[start of Information supplied]

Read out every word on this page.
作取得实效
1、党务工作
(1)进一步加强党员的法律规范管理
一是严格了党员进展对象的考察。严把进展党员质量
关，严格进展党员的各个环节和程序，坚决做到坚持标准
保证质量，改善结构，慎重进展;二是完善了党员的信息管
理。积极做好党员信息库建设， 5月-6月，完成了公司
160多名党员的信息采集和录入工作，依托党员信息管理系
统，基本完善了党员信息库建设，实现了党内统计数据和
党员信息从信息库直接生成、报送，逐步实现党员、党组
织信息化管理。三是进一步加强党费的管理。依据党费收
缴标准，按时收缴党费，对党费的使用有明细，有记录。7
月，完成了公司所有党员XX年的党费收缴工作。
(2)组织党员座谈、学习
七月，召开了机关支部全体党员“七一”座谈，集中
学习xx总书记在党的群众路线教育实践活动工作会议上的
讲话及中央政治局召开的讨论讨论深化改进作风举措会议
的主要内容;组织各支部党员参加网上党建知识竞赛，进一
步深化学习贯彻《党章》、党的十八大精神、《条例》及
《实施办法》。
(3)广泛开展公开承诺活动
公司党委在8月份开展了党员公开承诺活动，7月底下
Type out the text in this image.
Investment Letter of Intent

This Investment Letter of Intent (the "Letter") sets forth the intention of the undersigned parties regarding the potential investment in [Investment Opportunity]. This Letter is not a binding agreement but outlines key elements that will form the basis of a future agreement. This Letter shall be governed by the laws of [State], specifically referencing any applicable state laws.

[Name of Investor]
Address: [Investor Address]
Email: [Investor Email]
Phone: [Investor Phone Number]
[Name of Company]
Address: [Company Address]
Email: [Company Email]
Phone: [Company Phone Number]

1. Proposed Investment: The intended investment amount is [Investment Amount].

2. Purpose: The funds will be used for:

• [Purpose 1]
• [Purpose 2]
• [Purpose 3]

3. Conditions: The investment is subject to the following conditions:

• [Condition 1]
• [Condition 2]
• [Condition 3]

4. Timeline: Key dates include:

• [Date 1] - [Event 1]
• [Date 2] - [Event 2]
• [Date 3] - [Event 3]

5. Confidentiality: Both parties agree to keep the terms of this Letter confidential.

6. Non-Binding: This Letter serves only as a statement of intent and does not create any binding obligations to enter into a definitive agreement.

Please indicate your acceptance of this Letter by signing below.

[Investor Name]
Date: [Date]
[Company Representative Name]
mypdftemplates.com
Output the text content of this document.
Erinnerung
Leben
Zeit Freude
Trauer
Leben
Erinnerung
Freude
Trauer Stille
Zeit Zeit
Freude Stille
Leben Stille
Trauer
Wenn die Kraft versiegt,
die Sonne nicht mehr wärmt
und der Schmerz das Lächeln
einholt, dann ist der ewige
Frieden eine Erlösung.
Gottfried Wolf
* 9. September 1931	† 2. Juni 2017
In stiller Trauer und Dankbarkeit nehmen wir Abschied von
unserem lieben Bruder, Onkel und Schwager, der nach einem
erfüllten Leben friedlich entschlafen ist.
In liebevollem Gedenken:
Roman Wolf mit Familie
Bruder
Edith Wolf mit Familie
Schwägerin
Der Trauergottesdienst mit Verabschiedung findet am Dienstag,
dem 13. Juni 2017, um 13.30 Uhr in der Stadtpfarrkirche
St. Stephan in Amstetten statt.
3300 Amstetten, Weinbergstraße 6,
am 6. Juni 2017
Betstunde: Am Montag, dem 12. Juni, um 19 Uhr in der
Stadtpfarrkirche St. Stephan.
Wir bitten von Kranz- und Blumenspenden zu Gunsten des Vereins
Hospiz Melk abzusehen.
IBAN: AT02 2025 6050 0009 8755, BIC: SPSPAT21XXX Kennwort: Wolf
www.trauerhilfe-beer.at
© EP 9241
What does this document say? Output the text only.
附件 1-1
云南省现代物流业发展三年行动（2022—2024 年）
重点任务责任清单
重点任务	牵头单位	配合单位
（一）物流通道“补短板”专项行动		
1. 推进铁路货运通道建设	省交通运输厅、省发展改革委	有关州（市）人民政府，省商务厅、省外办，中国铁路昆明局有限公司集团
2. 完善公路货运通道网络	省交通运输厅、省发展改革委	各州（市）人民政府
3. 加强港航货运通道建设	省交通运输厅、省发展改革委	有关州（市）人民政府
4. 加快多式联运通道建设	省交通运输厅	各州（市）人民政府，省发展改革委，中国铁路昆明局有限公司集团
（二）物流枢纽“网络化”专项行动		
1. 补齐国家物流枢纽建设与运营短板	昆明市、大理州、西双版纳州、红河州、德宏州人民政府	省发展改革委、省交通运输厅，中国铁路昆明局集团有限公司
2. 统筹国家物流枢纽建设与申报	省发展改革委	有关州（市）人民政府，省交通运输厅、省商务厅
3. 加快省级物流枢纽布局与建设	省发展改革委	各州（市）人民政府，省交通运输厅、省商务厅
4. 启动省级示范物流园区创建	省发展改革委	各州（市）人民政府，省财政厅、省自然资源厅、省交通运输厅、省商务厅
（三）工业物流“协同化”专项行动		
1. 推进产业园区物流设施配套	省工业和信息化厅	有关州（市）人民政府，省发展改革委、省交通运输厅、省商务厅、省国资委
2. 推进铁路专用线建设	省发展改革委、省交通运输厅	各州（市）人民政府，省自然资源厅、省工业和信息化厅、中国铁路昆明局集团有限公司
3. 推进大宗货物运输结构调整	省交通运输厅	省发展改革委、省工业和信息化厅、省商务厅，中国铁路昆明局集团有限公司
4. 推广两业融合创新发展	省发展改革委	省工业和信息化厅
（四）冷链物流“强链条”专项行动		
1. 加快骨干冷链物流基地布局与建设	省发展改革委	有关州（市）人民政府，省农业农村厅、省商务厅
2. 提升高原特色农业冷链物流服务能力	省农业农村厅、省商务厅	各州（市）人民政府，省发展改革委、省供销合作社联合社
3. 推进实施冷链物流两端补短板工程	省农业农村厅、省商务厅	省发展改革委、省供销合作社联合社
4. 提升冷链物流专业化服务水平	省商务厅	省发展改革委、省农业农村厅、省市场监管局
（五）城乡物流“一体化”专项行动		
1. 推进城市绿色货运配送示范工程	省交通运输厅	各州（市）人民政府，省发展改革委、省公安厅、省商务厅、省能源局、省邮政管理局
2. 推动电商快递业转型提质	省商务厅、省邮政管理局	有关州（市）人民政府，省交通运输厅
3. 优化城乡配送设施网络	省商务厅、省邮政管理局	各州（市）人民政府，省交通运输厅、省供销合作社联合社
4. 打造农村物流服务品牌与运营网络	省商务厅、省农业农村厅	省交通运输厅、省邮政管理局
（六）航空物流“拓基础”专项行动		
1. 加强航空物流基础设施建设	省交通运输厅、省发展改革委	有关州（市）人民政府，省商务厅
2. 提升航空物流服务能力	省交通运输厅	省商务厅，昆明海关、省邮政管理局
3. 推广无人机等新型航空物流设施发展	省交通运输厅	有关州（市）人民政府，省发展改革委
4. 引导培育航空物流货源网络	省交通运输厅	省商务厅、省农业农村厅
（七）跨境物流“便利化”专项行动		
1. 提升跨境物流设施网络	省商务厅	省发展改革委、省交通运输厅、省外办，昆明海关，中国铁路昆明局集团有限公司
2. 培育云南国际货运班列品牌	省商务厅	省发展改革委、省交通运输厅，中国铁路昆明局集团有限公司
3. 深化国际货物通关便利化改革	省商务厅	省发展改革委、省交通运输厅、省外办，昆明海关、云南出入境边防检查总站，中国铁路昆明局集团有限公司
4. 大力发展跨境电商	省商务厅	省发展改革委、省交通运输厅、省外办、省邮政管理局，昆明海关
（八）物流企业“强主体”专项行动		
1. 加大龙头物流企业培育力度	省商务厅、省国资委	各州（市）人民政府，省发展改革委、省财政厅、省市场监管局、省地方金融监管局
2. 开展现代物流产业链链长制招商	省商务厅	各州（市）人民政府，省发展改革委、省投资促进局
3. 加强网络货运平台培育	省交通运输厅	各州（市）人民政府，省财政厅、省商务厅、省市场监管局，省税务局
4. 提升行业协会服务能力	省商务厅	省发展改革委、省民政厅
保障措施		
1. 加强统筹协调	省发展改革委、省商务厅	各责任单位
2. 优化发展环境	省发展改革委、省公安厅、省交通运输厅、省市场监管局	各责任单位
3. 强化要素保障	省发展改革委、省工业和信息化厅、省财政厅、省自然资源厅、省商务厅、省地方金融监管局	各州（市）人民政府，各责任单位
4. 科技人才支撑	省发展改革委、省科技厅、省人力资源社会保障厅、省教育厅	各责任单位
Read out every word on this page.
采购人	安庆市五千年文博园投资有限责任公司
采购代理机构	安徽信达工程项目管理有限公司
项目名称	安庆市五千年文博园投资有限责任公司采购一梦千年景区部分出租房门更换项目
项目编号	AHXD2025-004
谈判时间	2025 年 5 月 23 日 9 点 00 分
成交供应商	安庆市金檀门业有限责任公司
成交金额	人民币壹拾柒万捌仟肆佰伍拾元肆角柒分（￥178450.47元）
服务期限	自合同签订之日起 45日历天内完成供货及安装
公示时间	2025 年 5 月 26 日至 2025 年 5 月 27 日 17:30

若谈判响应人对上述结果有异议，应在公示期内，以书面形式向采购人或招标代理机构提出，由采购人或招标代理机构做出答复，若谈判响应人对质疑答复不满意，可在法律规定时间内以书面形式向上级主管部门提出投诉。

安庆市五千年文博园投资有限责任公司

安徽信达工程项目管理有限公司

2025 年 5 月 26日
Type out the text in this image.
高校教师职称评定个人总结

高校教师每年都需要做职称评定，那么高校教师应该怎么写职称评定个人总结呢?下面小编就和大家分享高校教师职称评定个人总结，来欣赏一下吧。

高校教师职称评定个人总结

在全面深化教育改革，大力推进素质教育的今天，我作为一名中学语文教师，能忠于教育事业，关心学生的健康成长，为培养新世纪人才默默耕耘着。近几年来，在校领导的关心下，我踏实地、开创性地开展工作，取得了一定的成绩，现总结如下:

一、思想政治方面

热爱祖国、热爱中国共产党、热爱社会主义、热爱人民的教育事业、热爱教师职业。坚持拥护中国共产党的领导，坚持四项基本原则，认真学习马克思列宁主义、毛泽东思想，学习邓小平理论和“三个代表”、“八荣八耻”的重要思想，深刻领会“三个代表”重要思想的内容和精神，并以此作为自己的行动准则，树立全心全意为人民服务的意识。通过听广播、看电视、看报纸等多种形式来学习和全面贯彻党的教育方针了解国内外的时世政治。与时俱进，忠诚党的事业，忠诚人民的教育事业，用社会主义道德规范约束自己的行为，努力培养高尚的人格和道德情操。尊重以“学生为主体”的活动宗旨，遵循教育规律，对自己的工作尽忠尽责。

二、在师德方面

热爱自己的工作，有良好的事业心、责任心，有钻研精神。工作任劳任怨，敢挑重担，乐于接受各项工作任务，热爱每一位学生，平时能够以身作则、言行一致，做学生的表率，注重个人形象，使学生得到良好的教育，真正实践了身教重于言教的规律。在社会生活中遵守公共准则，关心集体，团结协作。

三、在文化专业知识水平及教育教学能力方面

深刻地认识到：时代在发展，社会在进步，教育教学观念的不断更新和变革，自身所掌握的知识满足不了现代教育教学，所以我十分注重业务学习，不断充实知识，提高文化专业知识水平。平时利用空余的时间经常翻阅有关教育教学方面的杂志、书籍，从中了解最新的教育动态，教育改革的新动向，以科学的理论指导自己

[end of Information supplied]

__Your instructions__. Display every line of the listing that contains the string "省自然资源厅".

__Task result__.
4. 启动省级示范物流园区创建	省发展改革委	各州（市）人民政府，省财政厅、省自然资源厅、省交通运输厅、省商务厅
2. 推进铁路专用线建设	省发展改革委、省交通运输厅	各州（市）人民政府，省自然资源厅、省工业和信息化厅、中国铁路昆明局集团有限公司
3. 强化要素保障	省发展改革委、省工业和信息化厅、省财政厅、省自然资源厅、省商务厅、省地方金融监管局	各州（市）人民政府，各责任单位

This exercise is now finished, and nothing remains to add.